Could you reproduce each of the records below verbatim, line for line?

[Page element annotations]
** start **
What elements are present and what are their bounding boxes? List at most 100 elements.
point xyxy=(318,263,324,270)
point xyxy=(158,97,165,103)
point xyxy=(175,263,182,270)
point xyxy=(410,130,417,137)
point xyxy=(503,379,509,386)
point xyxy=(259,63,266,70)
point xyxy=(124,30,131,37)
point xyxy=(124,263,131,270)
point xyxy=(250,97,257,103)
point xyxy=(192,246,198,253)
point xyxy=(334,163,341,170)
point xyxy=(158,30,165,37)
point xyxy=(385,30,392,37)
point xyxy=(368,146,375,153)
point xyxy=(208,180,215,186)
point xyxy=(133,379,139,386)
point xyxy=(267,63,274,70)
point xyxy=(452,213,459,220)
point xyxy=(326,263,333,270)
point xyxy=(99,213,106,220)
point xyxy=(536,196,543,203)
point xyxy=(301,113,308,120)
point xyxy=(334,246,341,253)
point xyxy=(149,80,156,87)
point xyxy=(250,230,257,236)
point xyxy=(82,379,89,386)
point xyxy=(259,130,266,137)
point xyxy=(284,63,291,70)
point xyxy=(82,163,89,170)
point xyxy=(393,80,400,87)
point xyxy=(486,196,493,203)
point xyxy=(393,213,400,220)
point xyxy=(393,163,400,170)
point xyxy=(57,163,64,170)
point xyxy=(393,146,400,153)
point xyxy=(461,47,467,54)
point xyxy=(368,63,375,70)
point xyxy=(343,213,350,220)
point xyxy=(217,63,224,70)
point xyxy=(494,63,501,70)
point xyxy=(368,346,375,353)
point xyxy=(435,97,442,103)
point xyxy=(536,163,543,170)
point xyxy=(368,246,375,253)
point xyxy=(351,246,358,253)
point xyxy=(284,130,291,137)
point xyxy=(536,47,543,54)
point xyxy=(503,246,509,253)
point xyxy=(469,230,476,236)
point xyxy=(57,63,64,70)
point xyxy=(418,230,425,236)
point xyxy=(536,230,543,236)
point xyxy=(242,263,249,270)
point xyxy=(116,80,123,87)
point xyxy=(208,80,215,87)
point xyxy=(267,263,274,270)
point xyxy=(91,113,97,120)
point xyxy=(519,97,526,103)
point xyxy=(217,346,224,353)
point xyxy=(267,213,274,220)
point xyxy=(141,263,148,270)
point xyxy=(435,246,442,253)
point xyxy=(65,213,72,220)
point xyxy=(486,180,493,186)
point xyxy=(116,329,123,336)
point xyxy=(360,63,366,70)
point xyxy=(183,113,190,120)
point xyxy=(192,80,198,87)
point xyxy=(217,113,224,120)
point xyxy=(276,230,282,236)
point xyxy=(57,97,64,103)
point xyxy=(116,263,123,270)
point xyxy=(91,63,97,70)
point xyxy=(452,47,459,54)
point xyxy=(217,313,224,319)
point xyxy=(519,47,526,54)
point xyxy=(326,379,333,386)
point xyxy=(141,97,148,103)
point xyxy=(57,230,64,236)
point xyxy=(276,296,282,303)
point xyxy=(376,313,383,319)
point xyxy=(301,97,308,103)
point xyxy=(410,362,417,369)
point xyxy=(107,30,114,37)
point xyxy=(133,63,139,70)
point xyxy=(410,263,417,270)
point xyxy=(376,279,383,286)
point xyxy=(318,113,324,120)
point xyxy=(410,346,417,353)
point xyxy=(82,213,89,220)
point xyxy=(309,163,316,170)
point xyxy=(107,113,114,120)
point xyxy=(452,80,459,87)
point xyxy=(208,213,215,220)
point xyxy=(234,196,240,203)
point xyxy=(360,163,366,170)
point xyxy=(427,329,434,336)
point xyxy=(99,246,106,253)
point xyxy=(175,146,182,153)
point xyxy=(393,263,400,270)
** end **
## Result of the exercise
What elements are present and what are their bounding boxes? List at most 100 elements.
point xyxy=(318,263,324,270)
point xyxy=(158,97,165,103)
point xyxy=(175,263,182,270)
point xyxy=(410,130,417,137)
point xyxy=(503,379,509,386)
point xyxy=(259,63,266,70)
point xyxy=(124,30,131,37)
point xyxy=(124,263,131,270)
point xyxy=(250,97,257,103)
point xyxy=(192,246,198,253)
point xyxy=(334,163,341,170)
point xyxy=(158,30,165,37)
point xyxy=(385,30,392,37)
point xyxy=(368,146,375,153)
point xyxy=(208,180,215,186)
point xyxy=(133,379,139,386)
point xyxy=(267,63,274,70)
point xyxy=(452,213,459,220)
point xyxy=(326,263,333,270)
point xyxy=(99,213,106,220)
point xyxy=(536,196,543,203)
point xyxy=(301,113,308,120)
point xyxy=(334,246,341,253)
point xyxy=(149,80,156,87)
point xyxy=(250,230,257,236)
point xyxy=(82,379,89,386)
point xyxy=(259,130,266,137)
point xyxy=(284,63,291,70)
point xyxy=(82,163,89,170)
point xyxy=(393,80,400,87)
point xyxy=(486,196,493,203)
point xyxy=(393,213,400,220)
point xyxy=(393,163,400,170)
point xyxy=(57,163,64,170)
point xyxy=(393,146,400,153)
point xyxy=(461,47,467,54)
point xyxy=(368,63,375,70)
point xyxy=(343,213,350,220)
point xyxy=(217,63,224,70)
point xyxy=(494,63,501,70)
point xyxy=(368,346,375,353)
point xyxy=(435,97,442,103)
point xyxy=(536,163,543,170)
point xyxy=(368,246,375,253)
point xyxy=(351,246,358,253)
point xyxy=(284,130,291,137)
point xyxy=(536,47,543,54)
point xyxy=(503,246,509,253)
point xyxy=(469,230,476,236)
point xyxy=(57,63,64,70)
point xyxy=(418,230,425,236)
point xyxy=(536,230,543,236)
point xyxy=(242,263,249,270)
point xyxy=(116,80,123,87)
point xyxy=(208,80,215,87)
point xyxy=(267,263,274,270)
point xyxy=(91,113,97,120)
point xyxy=(519,97,526,103)
point xyxy=(217,346,224,353)
point xyxy=(267,213,274,220)
point xyxy=(141,263,148,270)
point xyxy=(435,246,442,253)
point xyxy=(65,213,72,220)
point xyxy=(486,180,493,186)
point xyxy=(116,329,123,336)
point xyxy=(360,63,366,70)
point xyxy=(183,113,190,120)
point xyxy=(192,80,198,87)
point xyxy=(217,113,224,120)
point xyxy=(276,230,282,236)
point xyxy=(57,97,64,103)
point xyxy=(116,263,123,270)
point xyxy=(91,63,97,70)
point xyxy=(452,47,459,54)
point xyxy=(217,313,224,319)
point xyxy=(519,47,526,54)
point xyxy=(326,379,333,386)
point xyxy=(141,97,148,103)
point xyxy=(57,230,64,236)
point xyxy=(276,296,282,303)
point xyxy=(376,313,383,319)
point xyxy=(301,97,308,103)
point xyxy=(410,362,417,369)
point xyxy=(107,30,114,37)
point xyxy=(133,63,139,70)
point xyxy=(410,263,417,270)
point xyxy=(376,279,383,286)
point xyxy=(318,113,324,120)
point xyxy=(410,346,417,353)
point xyxy=(82,213,89,220)
point xyxy=(309,163,316,170)
point xyxy=(107,113,114,120)
point xyxy=(452,80,459,87)
point xyxy=(208,213,215,220)
point xyxy=(234,196,240,203)
point xyxy=(360,163,366,170)
point xyxy=(427,329,434,336)
point xyxy=(99,246,106,253)
point xyxy=(175,146,182,153)
point xyxy=(393,263,400,270)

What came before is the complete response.